» WRITTEN PROBLEM
Leave out all pictures and retype exactly the lines from the one with "Parse this screenshot: output" through the last line of the material.

» RECORDS SUPPLIED
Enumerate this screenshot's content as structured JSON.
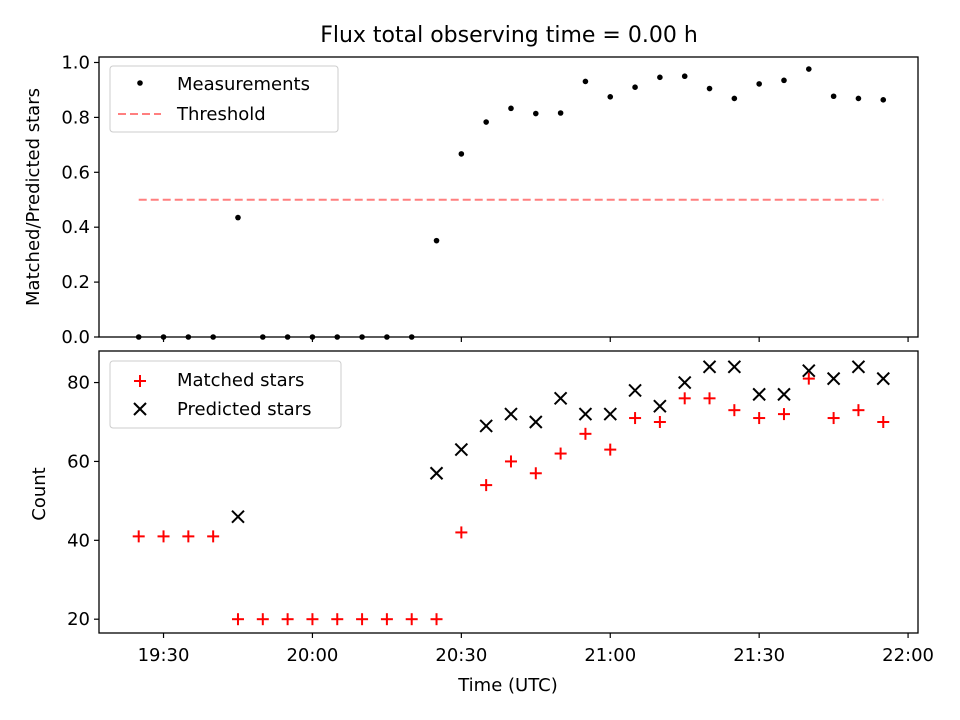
{
  "chart_data": [
    {
      "type": "scatter",
      "title": "Flux total observing time = 0.00 h",
      "xlabel": "",
      "ylabel": "Matched/Predicted stars",
      "ylim": [
        0,
        1.02
      ],
      "yticks": [
        "0.0",
        "0.2",
        "0.4",
        "0.6",
        "0.8",
        "1.0"
      ],
      "ytick_values": [
        0,
        0.2,
        0.4,
        0.6,
        0.8,
        1.0
      ],
      "legend": {
        "position": "top-left",
        "entries": [
          "Measurements",
          "Threshold"
        ]
      },
      "threshold": {
        "name": "Threshold",
        "value": 0.5,
        "x_start": "19:25",
        "x_end": "21:55",
        "color": "#ff7f7f"
      },
      "series": [
        {
          "name": "Measurements",
          "marker": "dot",
          "color": "#000000",
          "x": [
            "19:25",
            "19:30",
            "19:35",
            "19:40",
            "19:45",
            "19:50",
            "19:55",
            "20:00",
            "20:05",
            "20:10",
            "20:15",
            "20:20",
            "20:25",
            "20:30",
            "20:35",
            "20:40",
            "20:45",
            "20:50",
            "20:55",
            "21:00",
            "21:05",
            "21:10",
            "21:15",
            "21:20",
            "21:25",
            "21:30",
            "21:35",
            "21:40",
            "21:45",
            "21:50",
            "21:55"
          ],
          "values": [
            0,
            0,
            0,
            0,
            0.435,
            0,
            0,
            0,
            0,
            0,
            0,
            0,
            0.351,
            0.667,
            0.783,
            0.833,
            0.814,
            0.816,
            0.931,
            0.875,
            0.91,
            0.946,
            0.95,
            0.905,
            0.869,
            0.922,
            0.935,
            0.976,
            0.877,
            0.869,
            0.864
          ]
        }
      ]
    },
    {
      "type": "scatter",
      "title": "",
      "xlabel": "Time (UTC)",
      "ylabel": "Count",
      "ylim": [
        16.5,
        88
      ],
      "yticks": [
        "20",
        "40",
        "60",
        "80"
      ],
      "ytick_values": [
        20,
        40,
        60,
        80
      ],
      "xlim": [
        "19:17",
        "22:02"
      ],
      "xticks": [
        "19:30",
        "20:00",
        "20:30",
        "21:00",
        "21:30",
        "22:00"
      ],
      "legend": {
        "position": "top-left",
        "entries": [
          "Matched stars",
          "Predicted stars"
        ]
      },
      "series": [
        {
          "name": "Matched stars",
          "marker": "plus",
          "color": "#ff0000",
          "x": [
            "19:25",
            "19:30",
            "19:35",
            "19:40",
            "19:45",
            "19:50",
            "19:55",
            "20:00",
            "20:05",
            "20:10",
            "20:15",
            "20:20",
            "20:25",
            "20:30",
            "20:35",
            "20:40",
            "20:45",
            "20:50",
            "20:55",
            "21:00",
            "21:05",
            "21:10",
            "21:15",
            "21:20",
            "21:25",
            "21:30",
            "21:35",
            "21:40",
            "21:45",
            "21:50",
            "21:55"
          ],
          "values": [
            41,
            41,
            41,
            41,
            20,
            20,
            20,
            20,
            20,
            20,
            20,
            20,
            20,
            42,
            54,
            60,
            57,
            62,
            67,
            63,
            71,
            70,
            76,
            76,
            73,
            71,
            72,
            81,
            71,
            73,
            70
          ]
        },
        {
          "name": "Predicted stars",
          "marker": "x",
          "color": "#000000",
          "x": [
            "19:45",
            "20:25",
            "20:30",
            "20:35",
            "20:40",
            "20:45",
            "20:50",
            "20:55",
            "21:00",
            "21:05",
            "21:10",
            "21:15",
            "21:20",
            "21:25",
            "21:30",
            "21:35",
            "21:40",
            "21:45",
            "21:50",
            "21:55"
          ],
          "values": [
            46,
            57,
            63,
            69,
            72,
            70,
            76,
            72,
            72,
            78,
            74,
            80,
            84,
            84,
            77,
            77,
            83,
            81,
            84,
            81
          ]
        }
      ]
    }
  ]
}
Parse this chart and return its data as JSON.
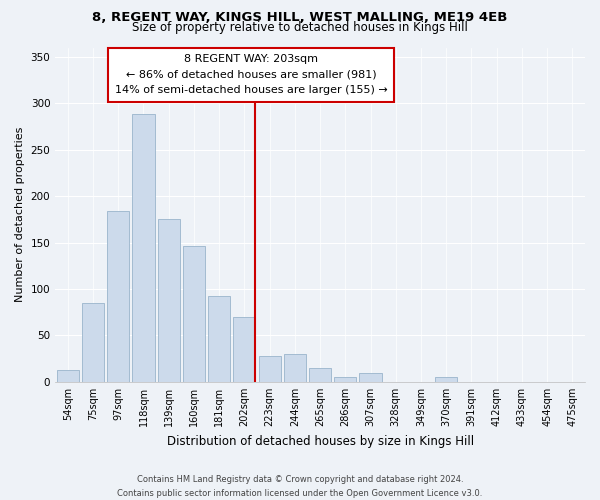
{
  "title_line1": "8, REGENT WAY, KINGS HILL, WEST MALLING, ME19 4EB",
  "title_line2": "Size of property relative to detached houses in Kings Hill",
  "xlabel": "Distribution of detached houses by size in Kings Hill",
  "ylabel": "Number of detached properties",
  "bar_labels": [
    "54sqm",
    "75sqm",
    "97sqm",
    "118sqm",
    "139sqm",
    "160sqm",
    "181sqm",
    "202sqm",
    "223sqm",
    "244sqm",
    "265sqm",
    "286sqm",
    "307sqm",
    "328sqm",
    "349sqm",
    "370sqm",
    "391sqm",
    "412sqm",
    "433sqm",
    "454sqm",
    "475sqm"
  ],
  "bar_heights": [
    13,
    85,
    184,
    288,
    175,
    146,
    92,
    70,
    28,
    30,
    15,
    5,
    10,
    0,
    0,
    5,
    0,
    0,
    0,
    0,
    0
  ],
  "bar_color": "#ccdaeb",
  "bar_edge_color": "#9ab4cc",
  "vline_color": "#cc0000",
  "annotation_title": "8 REGENT WAY: 203sqm",
  "annotation_line1": "← 86% of detached houses are smaller (981)",
  "annotation_line2": "14% of semi-detached houses are larger (155) →",
  "annotation_box_edge": "#cc0000",
  "ylim": [
    0,
    360
  ],
  "yticks": [
    0,
    50,
    100,
    150,
    200,
    250,
    300,
    350
  ],
  "footer_line1": "Contains HM Land Registry data © Crown copyright and database right 2024.",
  "footer_line2": "Contains public sector information licensed under the Open Government Licence v3.0.",
  "background_color": "#eef2f7",
  "grid_color": "#ffffff",
  "title1_fontsize": 9.5,
  "title2_fontsize": 8.5,
  "ylabel_fontsize": 8,
  "xlabel_fontsize": 8.5,
  "tick_fontsize": 7,
  "annotation_fontsize": 8,
  "footer_fontsize": 6
}
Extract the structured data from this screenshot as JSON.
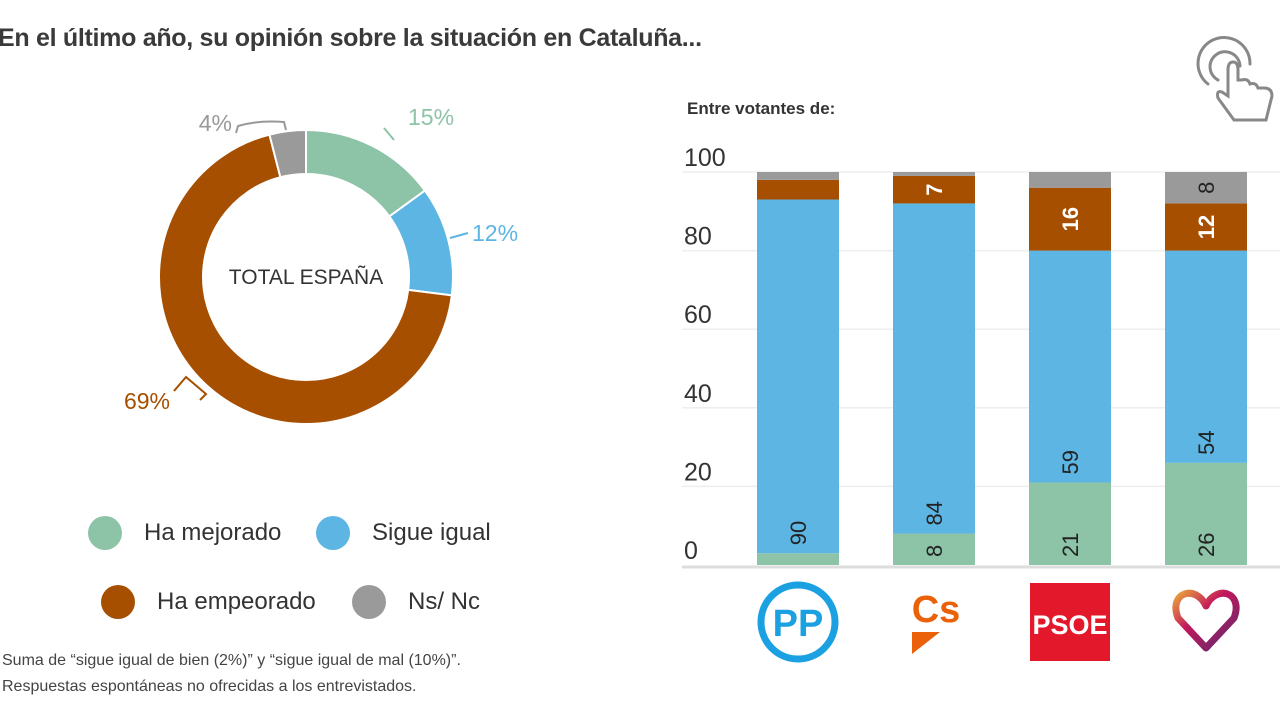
{
  "title": "En el último año, su opinión sobre la situación en Cataluña...",
  "colors": {
    "mejorado": "#8DC3A7",
    "igual": "#5DB5E3",
    "empeorado": "#A64F00",
    "nsnc": "#9A9A9A"
  },
  "legend": [
    {
      "label": "Ha mejorado",
      "key": "mejorado"
    },
    {
      "label": "Sigue igual",
      "key": "igual"
    },
    {
      "label": "Ha empeorado",
      "key": "empeorado"
    },
    {
      "label": "Ns/ Nc",
      "key": "nsnc"
    }
  ],
  "notes": [
    "Suma de “sigue igual de bien (2%)” y “sigue igual de mal (10%)”.",
    "Respuestas espontáneas no ofrecidas a los entrevistados."
  ],
  "icons": {
    "corner": "touch-hand-icon"
  },
  "chart_data": [
    {
      "type": "pie",
      "variant": "donut",
      "center_label": "TOTAL ESPAÑA",
      "slices": [
        {
          "key": "mejorado",
          "value": 15,
          "label": "15%"
        },
        {
          "key": "igual",
          "value": 12,
          "label": "12%"
        },
        {
          "key": "empeorado",
          "value": 69,
          "label": "69%"
        },
        {
          "key": "nsnc",
          "value": 4,
          "label": "4%"
        }
      ]
    },
    {
      "type": "bar",
      "stacked": true,
      "orientation": "vertical",
      "subtitle": "Entre votantes de:",
      "categories": [
        "PP",
        "Cs",
        "PSOE",
        "Podemos"
      ],
      "category_logos": [
        "pp-logo",
        "cs-logo",
        "psoe-logo",
        "podemos-heart-logo"
      ],
      "ylim": [
        0,
        100
      ],
      "yticks": [
        0,
        20,
        40,
        60,
        80,
        100
      ],
      "grid": true,
      "series": [
        {
          "key": "mejorado",
          "values": [
            3,
            8,
            21,
            26
          ],
          "labels": [
            null,
            "8",
            "21",
            "26"
          ]
        },
        {
          "key": "igual",
          "values": [
            90,
            84,
            59,
            54
          ],
          "labels": [
            "90",
            "84",
            "59",
            "54"
          ]
        },
        {
          "key": "empeorado",
          "values": [
            5,
            7,
            16,
            12
          ],
          "labels": [
            null,
            "7",
            "16",
            "12"
          ]
        },
        {
          "key": "nsnc",
          "values": [
            2,
            1,
            4,
            8
          ],
          "labels": [
            null,
            null,
            null,
            "8"
          ]
        }
      ]
    }
  ]
}
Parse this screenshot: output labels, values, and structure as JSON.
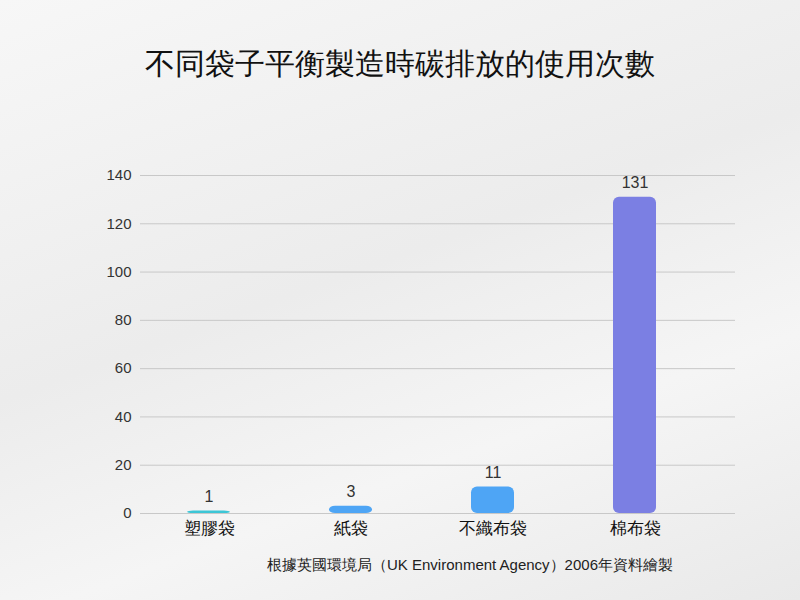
{
  "chart_data": {
    "type": "bar",
    "title": "不同袋子平衡製造時碳排放的使用次數",
    "caption": "根據英國環境局（UK Environment Agency）2006年資料繪製",
    "categories": [
      "塑膠袋",
      "紙袋",
      "不織布袋",
      "棉布袋"
    ],
    "values": [
      1,
      3,
      11,
      131
    ],
    "colors": [
      "#3cc6d6",
      "#4ea5f5",
      "#4ea5f5",
      "#7b7fe3"
    ],
    "ylim": [
      0,
      140
    ],
    "yticks": [
      0,
      20,
      40,
      60,
      80,
      100,
      120,
      140
    ],
    "grid": true,
    "data_labels": true
  }
}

» EXERCISE SOLUTION
Parse this screenshot: output labels, values, and structure as JSON.
{
  "chart_data": {
    "type": "bar",
    "title": "不同袋子平衡製造時碳排放的使用次數",
    "caption": "根據英國環境局（UK Environment Agency）2006年資料繪製",
    "categories": [
      "塑膠袋",
      "紙袋",
      "不織布袋",
      "棉布袋"
    ],
    "values": [
      1,
      3,
      11,
      131
    ],
    "colors": [
      "#3cc6d6",
      "#4ea5f5",
      "#4ea5f5",
      "#7b7fe3"
    ],
    "ylim": [
      0,
      140
    ],
    "yticks": [
      0,
      20,
      40,
      60,
      80,
      100,
      120,
      140
    ],
    "grid": true,
    "data_labels": true
  }
}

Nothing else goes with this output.